**Exercise goal:** Express the lines from the one containing "text: MIL [2,207,28,224]" through the one containing "List UI elements", inclusive, as a JSON array of strings with one string per line, omitting blank lines.

**The records:**
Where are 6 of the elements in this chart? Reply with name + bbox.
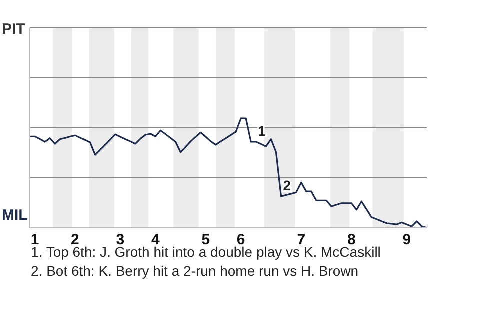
text: MIL [2,207,28,224]
text: 2. Bot 6th: K. Berry hit a 2-run home run vs H. Brown [31,262,360,281]
text: PIT [2,21,26,38]
x-tick-label: 9 [402,232,412,249]
annotation: 1 [258,123,266,140]
annotation: 2 [283,178,292,194]
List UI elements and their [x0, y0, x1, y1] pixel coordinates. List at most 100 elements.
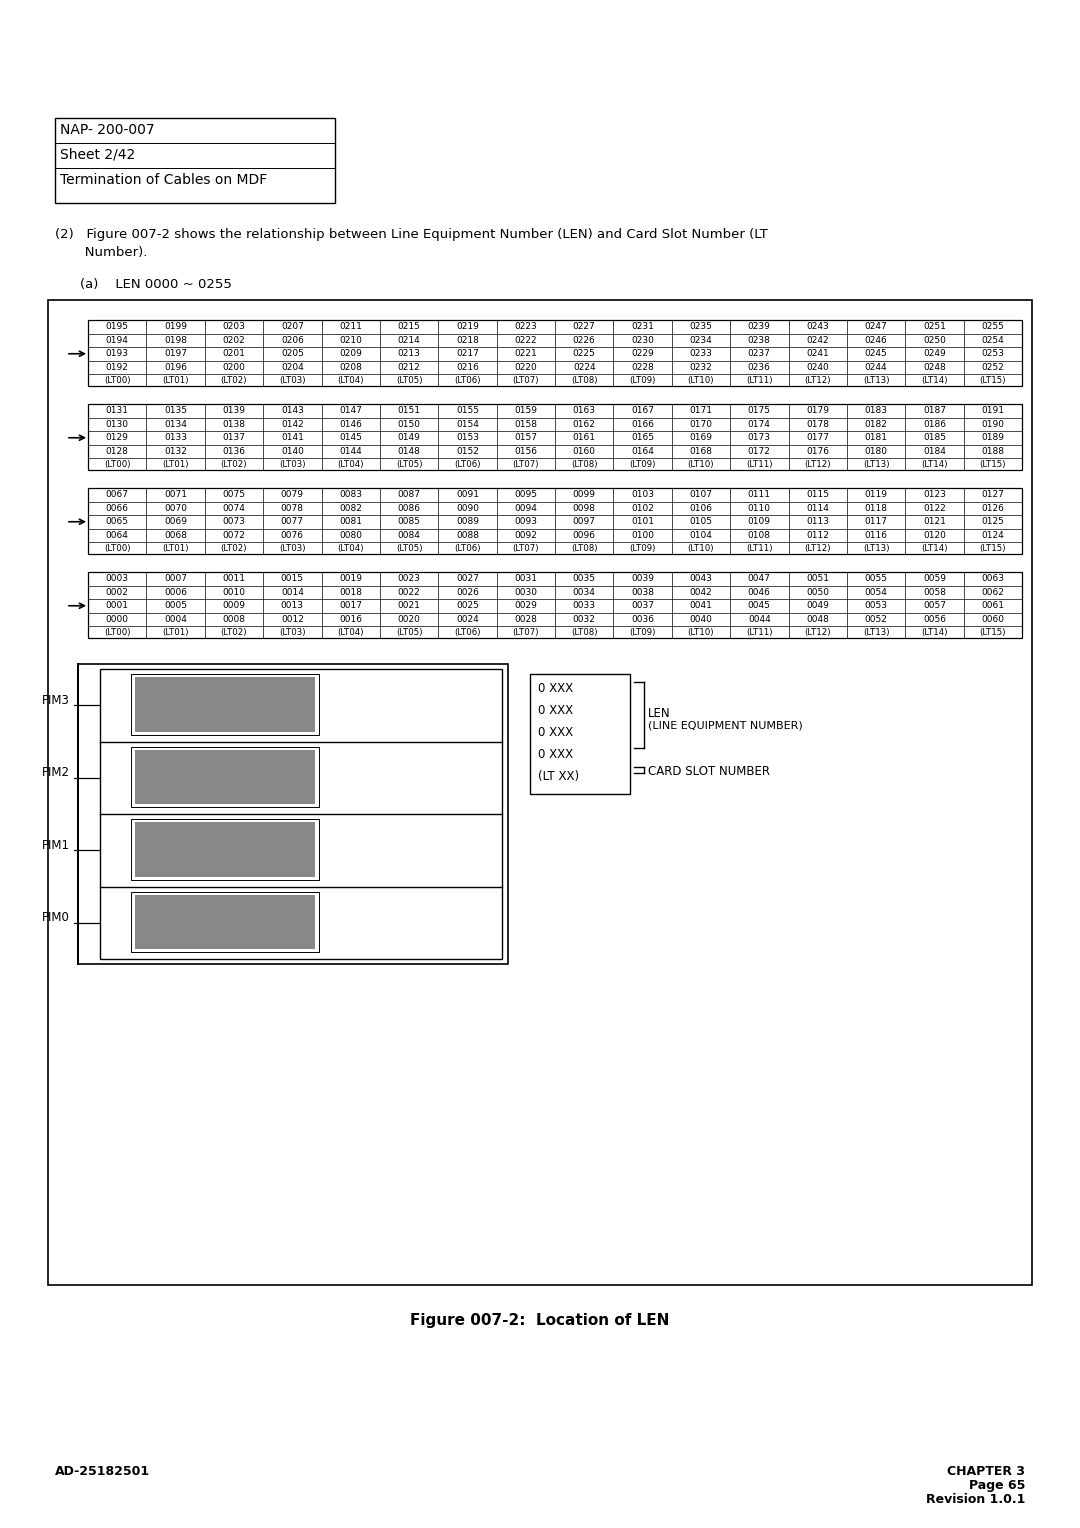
Text: 0068: 0068	[164, 530, 187, 539]
Text: 0002: 0002	[106, 588, 129, 597]
Text: 0201: 0201	[222, 350, 245, 358]
Text: (LT13): (LT13)	[863, 544, 889, 553]
Text: 0133: 0133	[164, 434, 187, 442]
Text: 0069: 0069	[164, 518, 187, 526]
Text: 0187: 0187	[923, 406, 946, 416]
Text: 0091: 0091	[456, 490, 478, 500]
Text: 0251: 0251	[923, 322, 946, 332]
Text: (LT15): (LT15)	[980, 376, 1007, 385]
Text: (LT15): (LT15)	[980, 628, 1007, 637]
Bar	[78, 665, 508, 964]
Text: 0182: 0182	[865, 420, 888, 429]
Text: 0113: 0113	[806, 518, 829, 526]
Text: 0060: 0060	[982, 614, 1004, 623]
Text: 0005: 0005	[164, 601, 187, 610]
Text: 0008: 0008	[222, 614, 245, 623]
Bar	[530, 674, 630, 795]
Text: 0038: 0038	[631, 588, 654, 597]
Text: 0200: 0200	[222, 362, 245, 371]
Text: Revision 1.0.1: Revision 1.0.1	[926, 1493, 1025, 1507]
Text: 0183: 0183	[865, 406, 888, 416]
Text: 0224: 0224	[572, 362, 595, 371]
Bar	[55, 118, 335, 203]
Text: 0208: 0208	[339, 362, 362, 371]
Text: 0034: 0034	[572, 588, 596, 597]
Text: 0247: 0247	[865, 322, 888, 332]
Text: 0249: 0249	[923, 350, 946, 358]
Text: 0245: 0245	[865, 350, 888, 358]
Text: 0007: 0007	[164, 575, 187, 584]
Text: (LT02): (LT02)	[220, 628, 247, 637]
Text: (LT13): (LT13)	[863, 376, 889, 385]
Text: PIM1: PIM1	[42, 839, 70, 851]
Text: 0154: 0154	[456, 420, 478, 429]
Text: 0155: 0155	[456, 406, 478, 416]
Text: 0223: 0223	[514, 322, 537, 332]
Text: (LT13): (LT13)	[863, 460, 889, 469]
Text: 0088: 0088	[456, 530, 478, 539]
Text: 0079: 0079	[281, 490, 303, 500]
Text: (LT12): (LT12)	[805, 628, 831, 637]
Text: 0081: 0081	[339, 518, 362, 526]
Text: 0172: 0172	[747, 446, 771, 455]
Text: 0184: 0184	[923, 446, 946, 455]
Text: 0241: 0241	[807, 350, 829, 358]
Text: 0142: 0142	[281, 420, 303, 429]
Text: 0181: 0181	[865, 434, 888, 442]
Text: 0095: 0095	[514, 490, 538, 500]
Text: 0233: 0233	[689, 350, 713, 358]
Text: 0170: 0170	[689, 420, 713, 429]
Text: 0072: 0072	[222, 530, 245, 539]
Text: 0101: 0101	[631, 518, 654, 526]
Text: (LT10): (LT10)	[688, 376, 714, 385]
Text: 0212: 0212	[397, 362, 420, 371]
Text: 0080: 0080	[339, 530, 362, 539]
Text: LEN: LEN	[648, 707, 671, 720]
Text: 0073: 0073	[222, 518, 245, 526]
Text: 0063: 0063	[982, 575, 1004, 584]
Text: 0124: 0124	[982, 530, 1004, 539]
Text: 0221: 0221	[514, 350, 537, 358]
Text: 0041: 0041	[689, 601, 713, 610]
Text: 0108: 0108	[747, 530, 771, 539]
Text: (LT03): (LT03)	[279, 460, 306, 469]
Text: 0037: 0037	[631, 601, 654, 610]
Text: 0084: 0084	[397, 530, 420, 539]
Text: (LT03): (LT03)	[279, 544, 306, 553]
Text: NAP- 200-007: NAP- 200-007	[60, 122, 154, 138]
Text: (LT04): (LT04)	[337, 460, 364, 469]
Text: Sheet 2/42: Sheet 2/42	[60, 148, 135, 162]
Text: 0218: 0218	[456, 336, 478, 345]
Text: (LT00): (LT00)	[104, 376, 131, 385]
Text: 0092: 0092	[514, 530, 537, 539]
Text: 0237: 0237	[747, 350, 771, 358]
Text: (LINE EQUIPMENT NUMBER): (LINE EQUIPMENT NUMBER)	[648, 721, 802, 730]
Text: 0015: 0015	[281, 575, 303, 584]
Text: (LT00): (LT00)	[104, 628, 131, 637]
Text: 0198: 0198	[164, 336, 187, 345]
Text: 0043: 0043	[689, 575, 713, 584]
Text: (LT07): (LT07)	[513, 544, 539, 553]
Text: (LT11): (LT11)	[746, 460, 772, 469]
Text: (LT06): (LT06)	[455, 460, 481, 469]
Text: 0042: 0042	[689, 588, 713, 597]
Text: 0103: 0103	[631, 490, 654, 500]
Text: (LT12): (LT12)	[805, 376, 831, 385]
Text: 0039: 0039	[631, 575, 654, 584]
Bar	[87, 319, 1022, 387]
Text: 0114: 0114	[807, 504, 829, 513]
Text: 0047: 0047	[747, 575, 771, 584]
Text: 0255: 0255	[982, 322, 1004, 332]
Text: 0024: 0024	[456, 614, 478, 623]
Text: (LT06): (LT06)	[455, 628, 481, 637]
Text: 0175: 0175	[747, 406, 771, 416]
Text: 0086: 0086	[397, 504, 420, 513]
Text: 0067: 0067	[106, 490, 129, 500]
Text: (LT09): (LT09)	[630, 628, 656, 637]
Bar	[87, 571, 1022, 639]
Text: 0174: 0174	[747, 420, 771, 429]
Text: 0151: 0151	[397, 406, 420, 416]
Text: (2)   Figure 007-2 shows the relationship between Line Equipment Number (LEN) an: (2) Figure 007-2 shows the relationship …	[55, 228, 768, 241]
Text: 0191: 0191	[982, 406, 1004, 416]
Text: 0164: 0164	[631, 446, 654, 455]
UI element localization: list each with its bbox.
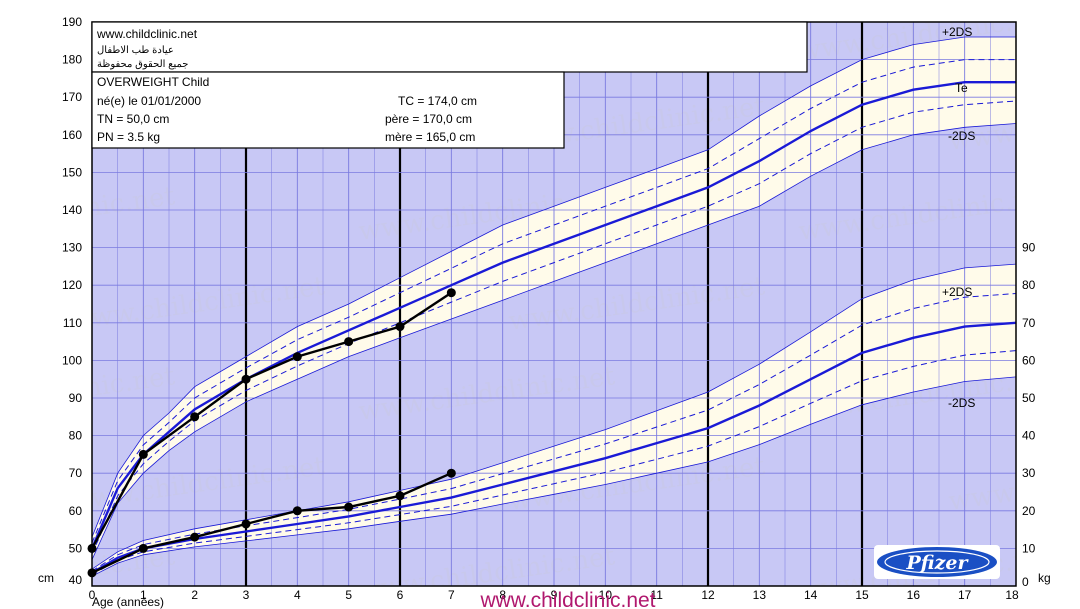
left-tick-label: 100	[62, 353, 82, 367]
x-tick-label: 9	[551, 588, 558, 602]
height-curve-plus1	[92, 59, 1016, 543]
footer-url: www.childclinic.net	[479, 589, 655, 609]
left-tick-label: 150	[62, 165, 82, 179]
weight-minus2-label: -2DS	[948, 396, 975, 410]
left-tick-label: 110	[63, 316, 82, 330]
weight-plus2-label: +2DS	[942, 285, 972, 299]
right-tick-label: 90	[1022, 241, 1036, 255]
left-tick-label: 140	[62, 203, 82, 217]
left-tick-label: 170	[62, 90, 82, 104]
x-tick-label: 17	[958, 588, 972, 602]
right-axis-unit: kg	[1038, 571, 1051, 585]
height-point	[241, 374, 251, 384]
left-tick-label: 60	[69, 504, 83, 518]
height-point	[292, 352, 302, 362]
right-tick-label: 0	[1022, 575, 1029, 589]
weight-point	[241, 519, 251, 529]
height-point	[344, 337, 354, 347]
height-point	[138, 449, 148, 459]
svg-text:Pfizer: Pfizer	[906, 552, 970, 574]
x-tick-label: 10	[599, 588, 613, 602]
weight-curve-median	[92, 321, 1016, 574]
height-curve-minus2	[92, 123, 1016, 560]
target-height: TC = 174,0 cm	[398, 94, 477, 108]
clinic-name-arabic: عيادة طب الاطفال	[97, 45, 174, 56]
pfizer-logo: Pfizer	[874, 545, 1000, 579]
left-tick-label: 70	[69, 466, 83, 480]
weight-point	[344, 502, 354, 512]
left-tick-label: 160	[62, 128, 82, 142]
x-tick-label: 11	[650, 588, 663, 602]
right-tick-label: 20	[1022, 504, 1036, 518]
x-tick-label: 6	[397, 588, 404, 602]
weight-point	[395, 491, 405, 501]
height-median-label: Te	[955, 81, 968, 95]
x-tick-label: 1	[140, 588, 147, 602]
x-tick-label: 3	[243, 588, 250, 602]
weight-curve-plus2	[92, 263, 1016, 570]
height-point	[446, 288, 456, 298]
right-tick-label: 60	[1022, 353, 1036, 367]
birth-date: né(e) le 01/01/2000	[97, 94, 201, 108]
weight-point	[292, 506, 302, 516]
left-tick-label: 90	[69, 391, 83, 405]
weight-reference-band	[92, 264, 1016, 577]
left-tick-label: 80	[69, 429, 83, 443]
right-tick-label: 30	[1022, 466, 1036, 480]
x-tick-label: 12	[701, 588, 715, 602]
height-minus2-label: -2DS	[948, 129, 975, 143]
right-tick-label: 50	[1022, 391, 1036, 405]
info-box: www.childclinic.net عيادة طب الاطفال جمي…	[91, 21, 808, 149]
x-tick-label: 18	[1005, 588, 1019, 602]
weight-curve-minus2	[92, 376, 1016, 577]
left-tick-label: 190	[62, 15, 82, 29]
birth-weight: PN = 3.5 kg	[97, 130, 160, 144]
x-tick-label: 13	[753, 588, 767, 602]
height-curve-median	[92, 81, 1016, 549]
height-line	[90, 291, 452, 549]
weight-line	[91, 472, 452, 574]
x-tick-label: 16	[907, 588, 921, 602]
x-tick-label: 5	[345, 588, 352, 602]
reference-curves	[92, 36, 1016, 577]
father-height: père = 170,0 cm	[385, 112, 472, 126]
info-title: OVERWEIGHT Child	[97, 75, 209, 89]
height-point	[190, 412, 200, 422]
left-tick-label: 180	[62, 53, 82, 67]
left-tick-label: 130	[62, 241, 82, 255]
height-plus2-label: +2DS	[942, 25, 972, 39]
left-tick-label: 40	[69, 573, 83, 587]
x-tick-label: 15	[855, 588, 869, 602]
weight-point	[190, 532, 200, 542]
weight-point	[446, 468, 456, 478]
x-tick-label: 2	[191, 588, 198, 602]
x-tick-label: 8	[499, 588, 506, 602]
mother-height: mère = 165,0 cm	[385, 130, 475, 144]
left-axis-unit: cm	[38, 571, 54, 585]
weight-curve-plus1	[92, 293, 1016, 572]
x-tick-label: 4	[294, 588, 301, 602]
right-tick-label: 40	[1022, 429, 1036, 443]
site-url: www.childclinic.net	[96, 27, 198, 41]
left-tick-label: 50	[69, 541, 83, 555]
height-curve-plus2	[92, 36, 1016, 538]
right-tick-label: 10	[1022, 541, 1036, 555]
x-tick-label: 7	[448, 588, 455, 602]
weight-point	[138, 543, 148, 553]
x-tick-label: 14	[804, 588, 818, 602]
right-tick-label: 80	[1022, 278, 1036, 292]
x-tick-label: 0	[89, 588, 96, 602]
rights-arabic: جميع الحقوق محفوظة	[97, 59, 188, 70]
x-axis-label: Age (années)	[92, 595, 164, 609]
birth-length: TN = 50,0 cm	[97, 112, 169, 126]
left-tick-label: 120	[62, 278, 82, 292]
left-axis-ticks: 50 60 70 80 90 100 110 120 130 140 150 160 170 180 190…	[62, 15, 82, 587]
x-axis-ticks: 0 1 2 3 4 5 6 7 8 9 10 11 12 13 14 15 16 17 18	[89, 588, 1019, 602]
right-axis-ticks: 0 10 20 30 40 50 60 70 80 90	[1022, 241, 1036, 589]
height-point	[395, 322, 405, 332]
height-curve-minus1	[92, 100, 1016, 555]
right-tick-label: 70	[1022, 316, 1036, 330]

**Response:**
[
  "text: MIL [2,207,28,224]",
  "text: 2. Bot 6th: K. Berry hit a 2-run home run vs H. Brown [31,262,360,281]",
  "text: PIT [2,21,26,38]",
  "x-tick-label: 9 [402,232,412,249]",
  "annotation: 1 [258,123,266,140]",
  "annotation: 2 [283,178,292,194]",
  "List UI elements and their [x0, y0, x1, y1] pixel coordinates. List at most 100 elements."
]